EXERCISE >>
Copy out the whole listing exactly as written, leaving the pictures behind.

(Records from a collection)
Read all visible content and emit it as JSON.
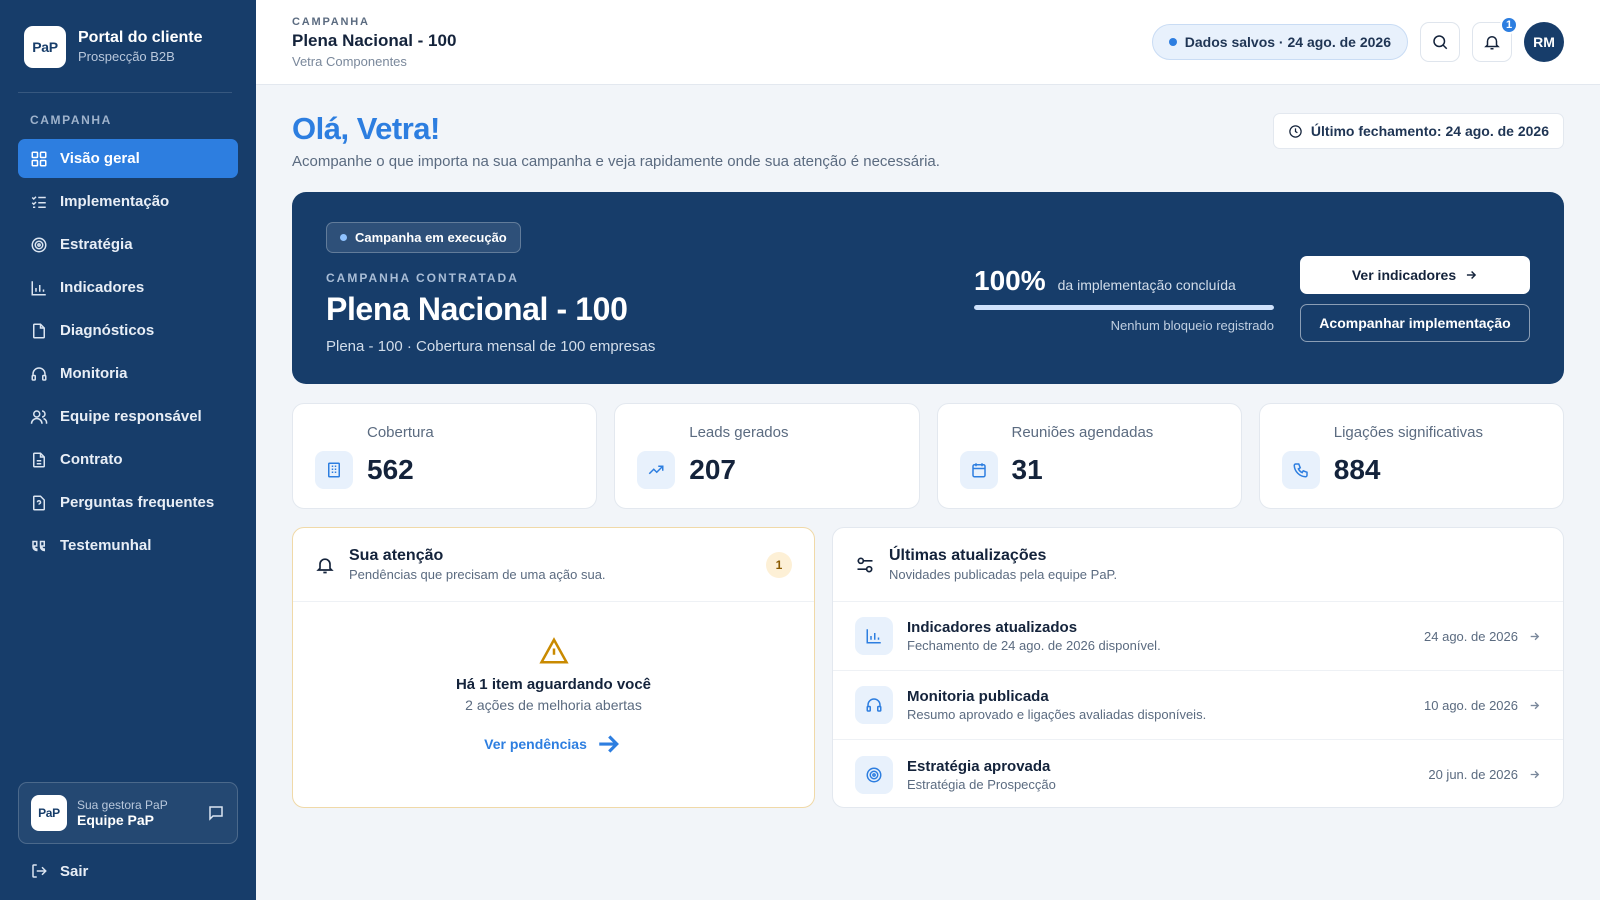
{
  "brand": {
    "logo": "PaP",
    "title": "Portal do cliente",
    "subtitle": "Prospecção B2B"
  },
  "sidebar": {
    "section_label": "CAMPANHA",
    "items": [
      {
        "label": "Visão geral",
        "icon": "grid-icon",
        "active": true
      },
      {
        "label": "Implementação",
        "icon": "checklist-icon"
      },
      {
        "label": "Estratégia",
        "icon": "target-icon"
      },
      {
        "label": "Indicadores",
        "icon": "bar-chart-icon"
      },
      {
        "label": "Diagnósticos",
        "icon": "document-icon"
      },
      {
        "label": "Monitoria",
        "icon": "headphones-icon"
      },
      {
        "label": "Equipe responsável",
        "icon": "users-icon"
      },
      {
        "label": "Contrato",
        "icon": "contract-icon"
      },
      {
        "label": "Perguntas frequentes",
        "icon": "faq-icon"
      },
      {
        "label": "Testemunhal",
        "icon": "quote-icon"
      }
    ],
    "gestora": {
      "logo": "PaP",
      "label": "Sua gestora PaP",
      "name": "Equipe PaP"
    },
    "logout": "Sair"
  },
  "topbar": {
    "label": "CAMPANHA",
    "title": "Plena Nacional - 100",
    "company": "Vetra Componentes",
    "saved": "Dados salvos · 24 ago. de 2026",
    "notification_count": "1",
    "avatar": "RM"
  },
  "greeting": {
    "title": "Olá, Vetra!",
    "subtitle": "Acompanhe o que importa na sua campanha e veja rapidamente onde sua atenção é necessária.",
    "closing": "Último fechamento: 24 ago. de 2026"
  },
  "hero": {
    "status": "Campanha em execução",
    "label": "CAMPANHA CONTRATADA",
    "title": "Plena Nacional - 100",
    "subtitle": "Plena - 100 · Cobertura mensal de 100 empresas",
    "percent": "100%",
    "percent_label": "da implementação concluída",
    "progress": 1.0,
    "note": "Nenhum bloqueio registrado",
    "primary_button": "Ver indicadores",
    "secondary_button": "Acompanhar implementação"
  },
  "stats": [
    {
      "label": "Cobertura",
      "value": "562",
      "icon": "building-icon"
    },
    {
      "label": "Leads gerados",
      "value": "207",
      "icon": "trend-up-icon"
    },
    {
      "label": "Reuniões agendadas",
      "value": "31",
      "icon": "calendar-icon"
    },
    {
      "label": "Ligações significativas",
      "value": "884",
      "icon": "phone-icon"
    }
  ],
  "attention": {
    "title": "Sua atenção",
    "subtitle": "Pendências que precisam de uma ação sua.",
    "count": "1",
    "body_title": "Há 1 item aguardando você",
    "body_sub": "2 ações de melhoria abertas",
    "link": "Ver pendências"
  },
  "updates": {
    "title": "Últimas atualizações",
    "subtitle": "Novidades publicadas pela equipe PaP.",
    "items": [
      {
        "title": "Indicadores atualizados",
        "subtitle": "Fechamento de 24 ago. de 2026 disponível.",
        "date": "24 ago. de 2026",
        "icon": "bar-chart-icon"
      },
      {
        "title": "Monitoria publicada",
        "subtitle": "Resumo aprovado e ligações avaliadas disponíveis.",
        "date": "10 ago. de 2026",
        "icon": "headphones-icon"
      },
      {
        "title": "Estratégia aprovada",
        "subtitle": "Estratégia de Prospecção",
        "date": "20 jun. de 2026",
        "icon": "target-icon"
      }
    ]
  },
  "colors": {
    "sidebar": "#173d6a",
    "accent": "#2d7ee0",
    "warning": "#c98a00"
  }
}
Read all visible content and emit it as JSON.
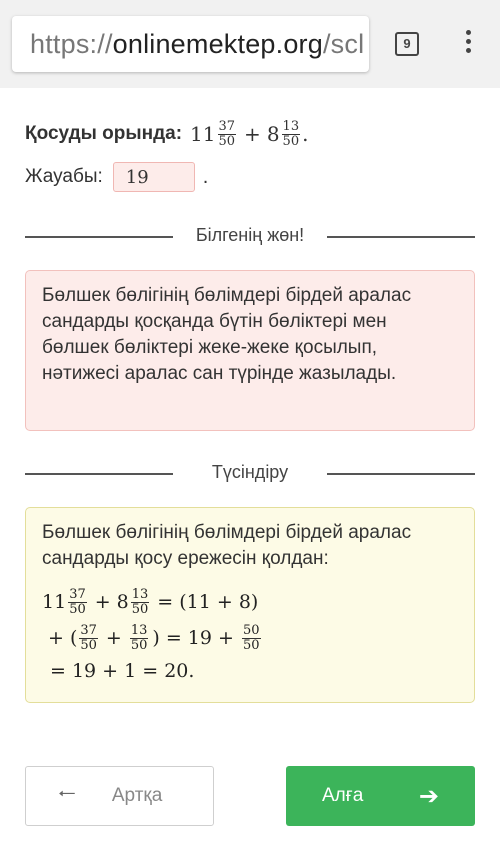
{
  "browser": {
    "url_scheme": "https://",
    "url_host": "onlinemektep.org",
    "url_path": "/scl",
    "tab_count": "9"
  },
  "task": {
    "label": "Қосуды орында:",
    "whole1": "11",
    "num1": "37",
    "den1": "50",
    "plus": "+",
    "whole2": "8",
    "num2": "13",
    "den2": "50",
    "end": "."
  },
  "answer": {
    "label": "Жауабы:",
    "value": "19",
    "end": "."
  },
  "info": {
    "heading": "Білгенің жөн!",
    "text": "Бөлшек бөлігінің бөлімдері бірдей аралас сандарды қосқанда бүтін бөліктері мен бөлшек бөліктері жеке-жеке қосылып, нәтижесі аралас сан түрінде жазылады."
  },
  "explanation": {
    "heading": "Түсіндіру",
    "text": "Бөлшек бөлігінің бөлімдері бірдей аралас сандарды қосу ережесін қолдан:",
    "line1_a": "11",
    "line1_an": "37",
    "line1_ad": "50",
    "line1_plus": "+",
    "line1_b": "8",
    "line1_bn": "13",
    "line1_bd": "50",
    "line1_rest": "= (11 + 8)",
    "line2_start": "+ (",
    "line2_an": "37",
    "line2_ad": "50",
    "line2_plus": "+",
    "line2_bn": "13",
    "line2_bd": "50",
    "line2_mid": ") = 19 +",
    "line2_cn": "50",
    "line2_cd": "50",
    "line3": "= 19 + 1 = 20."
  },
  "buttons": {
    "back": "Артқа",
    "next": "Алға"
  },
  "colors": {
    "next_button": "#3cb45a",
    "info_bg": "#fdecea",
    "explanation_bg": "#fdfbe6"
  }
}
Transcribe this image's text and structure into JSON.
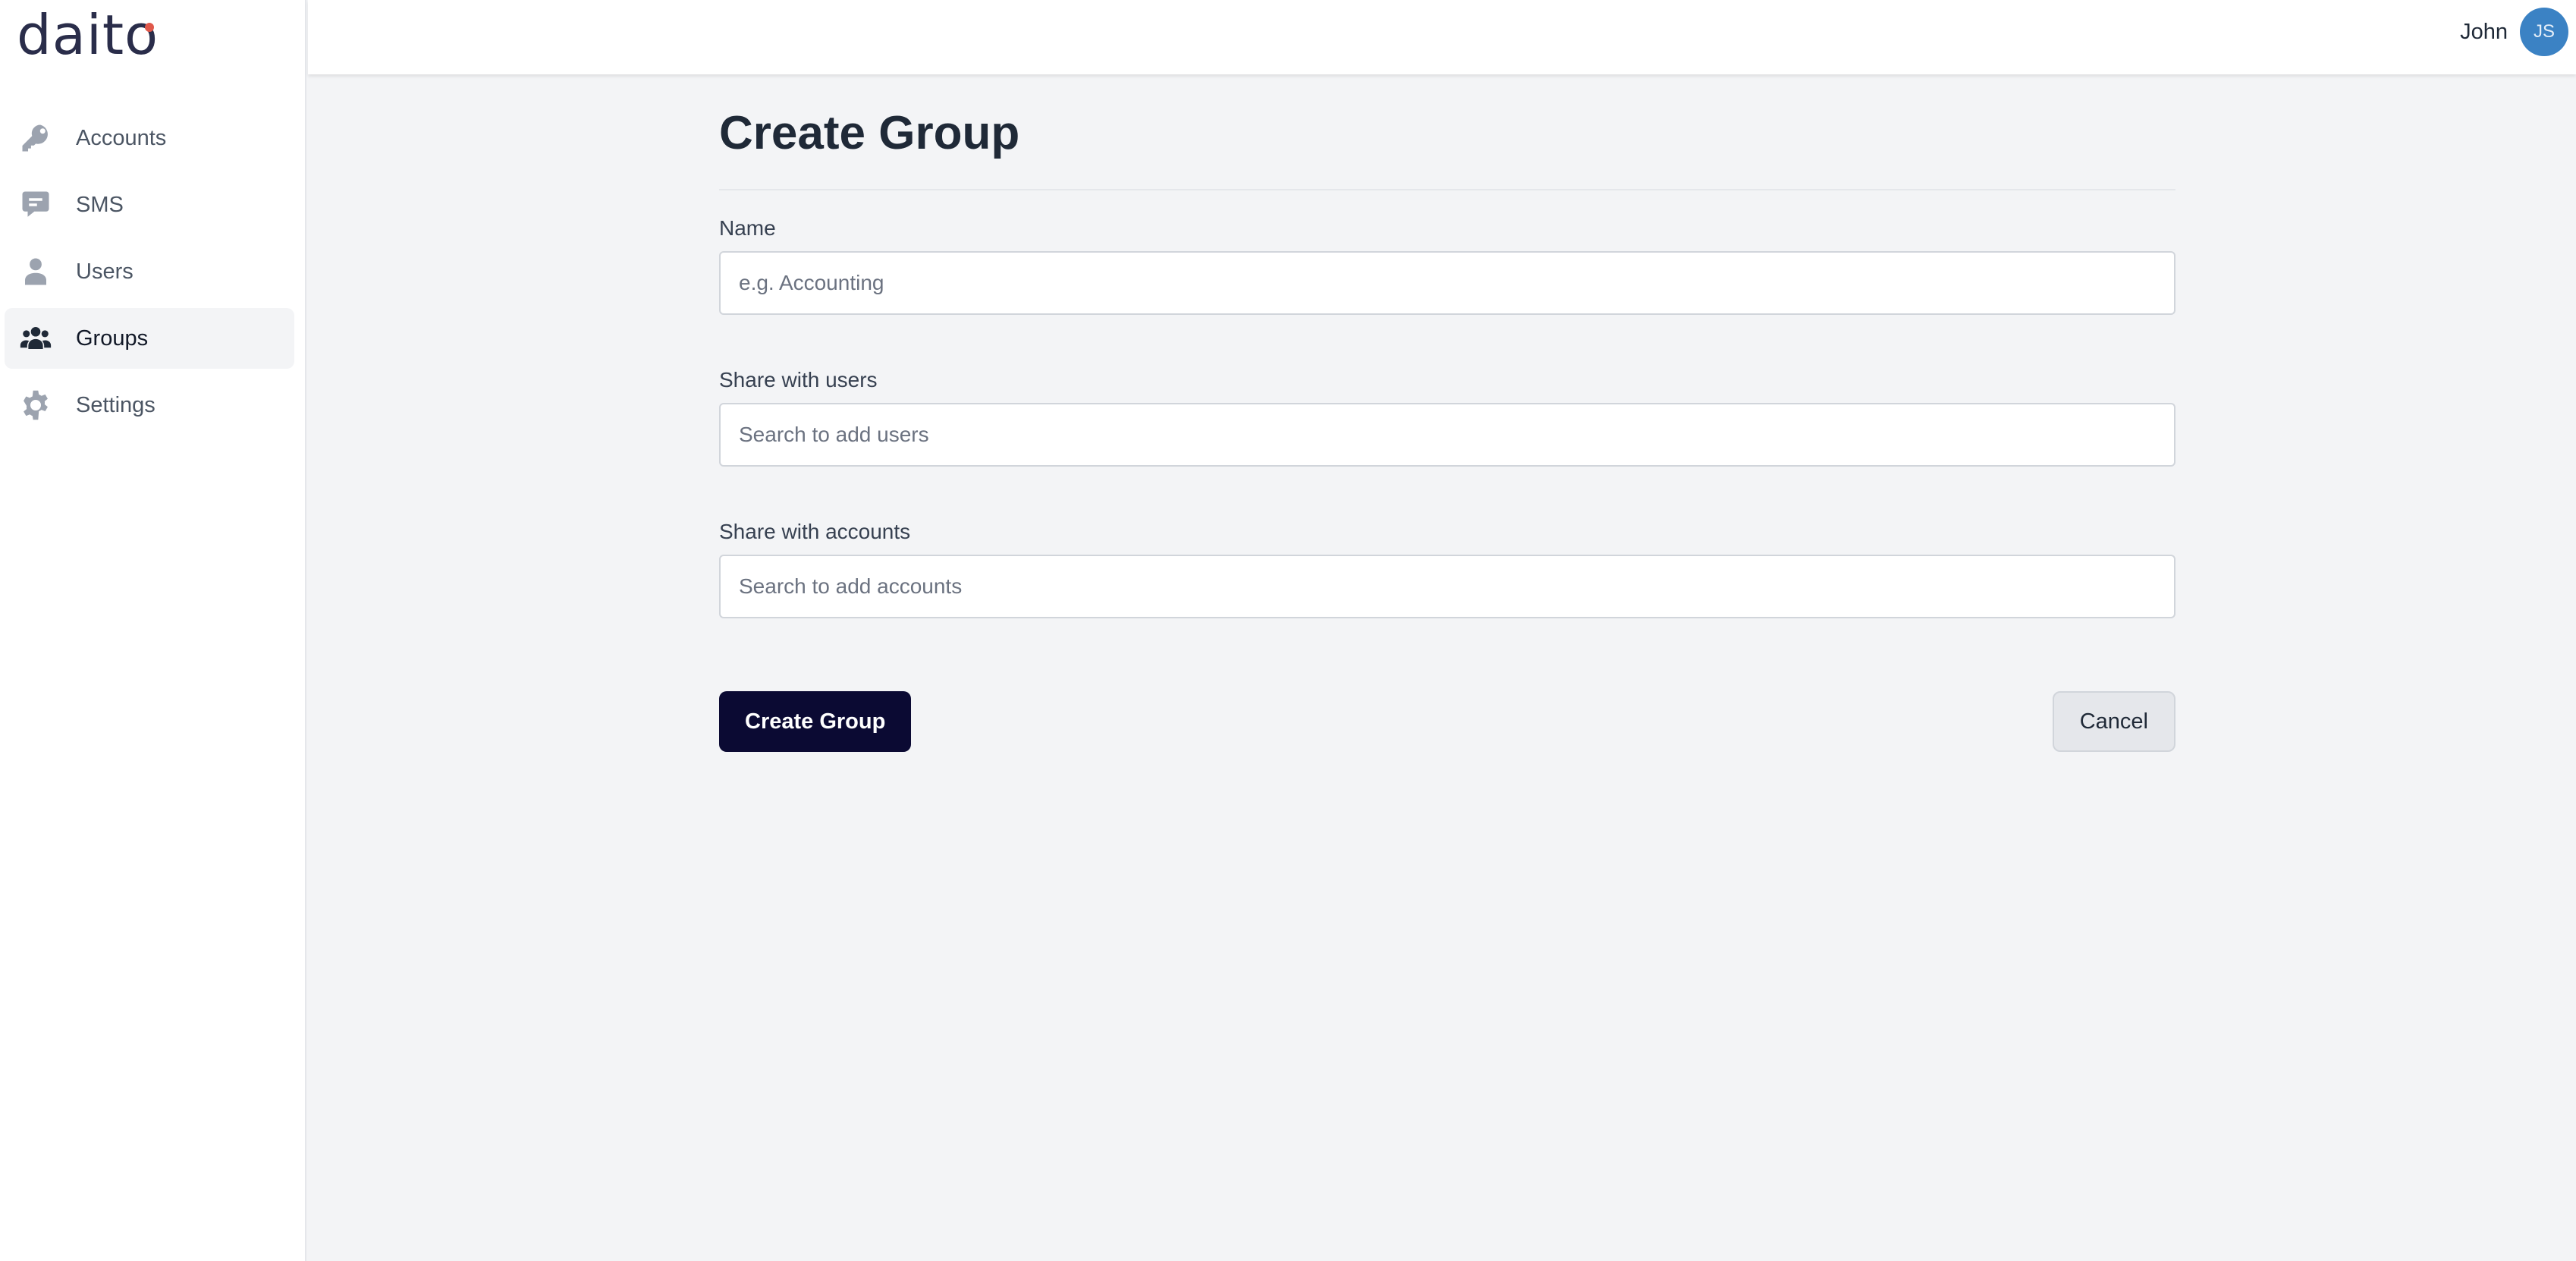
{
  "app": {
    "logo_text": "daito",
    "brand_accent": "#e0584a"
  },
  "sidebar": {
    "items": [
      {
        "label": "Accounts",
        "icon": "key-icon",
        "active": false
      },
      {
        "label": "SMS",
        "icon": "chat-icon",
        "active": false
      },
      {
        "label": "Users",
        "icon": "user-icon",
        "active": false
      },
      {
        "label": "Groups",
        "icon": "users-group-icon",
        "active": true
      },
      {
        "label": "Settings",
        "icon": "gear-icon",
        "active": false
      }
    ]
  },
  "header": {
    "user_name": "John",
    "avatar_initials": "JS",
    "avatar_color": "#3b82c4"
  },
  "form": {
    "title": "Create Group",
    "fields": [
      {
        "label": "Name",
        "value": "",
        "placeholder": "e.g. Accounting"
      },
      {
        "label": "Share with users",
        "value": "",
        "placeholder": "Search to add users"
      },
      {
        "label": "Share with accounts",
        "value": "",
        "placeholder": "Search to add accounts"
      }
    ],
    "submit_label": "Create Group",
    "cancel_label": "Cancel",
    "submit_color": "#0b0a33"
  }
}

SOLUTION TO THIS TASK >>
Read all visible content and emit it as JSON.
{
  "brand": {
    "logo": "PaP",
    "title": "Portal do cliente",
    "subtitle": "Prospecção B2B"
  },
  "sidebar": {
    "section_label": "CAMPANHA",
    "items": [
      {
        "label": "Visão geral",
        "icon": "grid-icon",
        "active": true
      },
      {
        "label": "Implementação",
        "icon": "checklist-icon"
      },
      {
        "label": "Estratégia",
        "icon": "target-icon"
      },
      {
        "label": "Indicadores",
        "icon": "bar-chart-icon"
      },
      {
        "label": "Diagnósticos",
        "icon": "document-icon"
      },
      {
        "label": "Monitoria",
        "icon": "headphones-icon"
      },
      {
        "label": "Equipe responsável",
        "icon": "users-icon"
      },
      {
        "label": "Contrato",
        "icon": "contract-icon"
      },
      {
        "label": "Perguntas frequentes",
        "icon": "faq-icon"
      },
      {
        "label": "Testemunhal",
        "icon": "quote-icon"
      }
    ],
    "gestora": {
      "logo": "PaP",
      "label": "Sua gestora PaP",
      "name": "Equipe PaP"
    },
    "logout": "Sair"
  },
  "topbar": {
    "label": "CAMPANHA",
    "title": "Plena Nacional - 100",
    "company": "Vetra Componentes",
    "saved": "Dados salvos · 24 ago. de 2026",
    "notification_count": "1",
    "avatar": "RM"
  },
  "greeting": {
    "title": "Olá, Vetra!",
    "subtitle": "Acompanhe o que importa na sua campanha e veja rapidamente onde sua atenção é necessária.",
    "closing": "Último fechamento: 24 ago. de 2026"
  },
  "hero": {
    "status": "Campanha em execução",
    "label": "CAMPANHA CONTRATADA",
    "title": "Plena Nacional - 100",
    "subtitle": "Plena - 100 · Cobertura mensal de 100 empresas",
    "percent": "100%",
    "percent_label": "da implementação concluída",
    "progress": 1.0,
    "note": "Nenhum bloqueio registrado",
    "primary_button": "Ver indicadores",
    "secondary_button": "Acompanhar implementação"
  },
  "stats": [
    {
      "label": "Cobertura",
      "value": "562",
      "icon": "building-icon"
    },
    {
      "label": "Leads gerados",
      "value": "207",
      "icon": "trend-up-icon"
    },
    {
      "label": "Reuniões agendadas",
      "value": "31",
      "icon": "calendar-icon"
    },
    {
      "label": "Ligações significativas",
      "value": "884",
      "icon": "phone-icon"
    }
  ],
  "attention": {
    "title": "Sua atenção",
    "subtitle": "Pendências que precisam de uma ação sua.",
    "count": "1",
    "body_title": "Há 1 item aguardando você",
    "body_sub": "2 ações de melhoria abertas",
    "link": "Ver pendências"
  },
  "updates": {
    "title": "Últimas atualizações",
    "subtitle": "Novidades publicadas pela equipe PaP.",
    "items": [
      {
        "title": "Indicadores atualizados",
        "subtitle": "Fechamento de 24 ago. de 2026 disponível.",
        "date": "24 ago. de 2026",
        "icon": "bar-chart-icon"
      },
      {
        "title": "Monitoria publicada",
        "subtitle": "Resumo aprovado e ligações avaliadas disponíveis.",
        "date": "10 ago. de 2026",
        "icon": "headphones-icon"
      },
      {
        "title": "Estratégia aprovada",
        "subtitle": "Estratégia de Prospecção",
        "date": "20 jun. de 2026",
        "icon": "target-icon"
      }
    ]
  },
  "colors": {
    "sidebar": "#173d6a",
    "accent": "#2d7ee0",
    "warning": "#c98a00"
  }
}
Read all visible content and emit it as JSON.
{
  "browser": {
    "url_scheme": "https://",
    "url_host": "onlinemektep.org",
    "url_path": "/scl",
    "tab_count": "9"
  },
  "task": {
    "label": "Қосуды орында:",
    "whole1": "11",
    "num1": "37",
    "den1": "50",
    "plus": "+",
    "whole2": "8",
    "num2": "13",
    "den2": "50",
    "end": "."
  },
  "answer": {
    "label": "Жауабы:",
    "value": "19",
    "end": "."
  },
  "info": {
    "heading": "Білгенің жөн!",
    "text": "Бөлшек бөлігінің бөлімдері бірдей аралас сандарды қосқанда бүтін бөліктері мен бөлшек бөліктері жеке-жеке қосылып, нәтижесі аралас сан түрінде жазылады."
  },
  "explanation": {
    "heading": "Түсіндіру",
    "text": "Бөлшек бөлігінің бөлімдері бірдей аралас сандарды қосу ережесін қолдан:",
    "line1_a": "11",
    "line1_an": "37",
    "line1_ad": "50",
    "line1_plus": "+",
    "line1_b": "8",
    "line1_bn": "13",
    "line1_bd": "50",
    "line1_rest": "= (11 + 8)",
    "line2_start": "+ (",
    "line2_an": "37",
    "line2_ad": "50",
    "line2_plus": "+",
    "line2_bn": "13",
    "line2_bd": "50",
    "line2_mid": ") = 19 +",
    "line2_cn": "50",
    "line2_cd": "50",
    "line3": "= 19 + 1 = 20."
  },
  "buttons": {
    "back": "Артқа",
    "next": "Алға"
  },
  "colors": {
    "next_button": "#3cb45a",
    "info_bg": "#fdecea",
    "explanation_bg": "#fdfbe6"
  }
}
Transcribe this image's text and structure into JSON.
{
  "app": {
    "logo_text": "daito",
    "brand_accent": "#e0584a"
  },
  "sidebar": {
    "items": [
      {
        "label": "Accounts",
        "icon": "key-icon",
        "active": false
      },
      {
        "label": "SMS",
        "icon": "chat-icon",
        "active": false
      },
      {
        "label": "Users",
        "icon": "user-icon",
        "active": false
      },
      {
        "label": "Groups",
        "icon": "users-group-icon",
        "active": true
      },
      {
        "label": "Settings",
        "icon": "gear-icon",
        "active": false
      }
    ]
  },
  "header": {
    "user_name": "John",
    "avatar_initials": "JS",
    "avatar_color": "#3b82c4"
  },
  "form": {
    "title": "Create Group",
    "fields": [
      {
        "label": "Name",
        "value": "",
        "placeholder": "e.g. Accounting"
      },
      {
        "label": "Share with users",
        "value": "",
        "placeholder": "Search to add users"
      },
      {
        "label": "Share with accounts",
        "value": "",
        "placeholder": "Search to add accounts"
      }
    ],
    "submit_label": "Create Group",
    "cancel_label": "Cancel",
    "submit_color": "#0b0a33"
  }
}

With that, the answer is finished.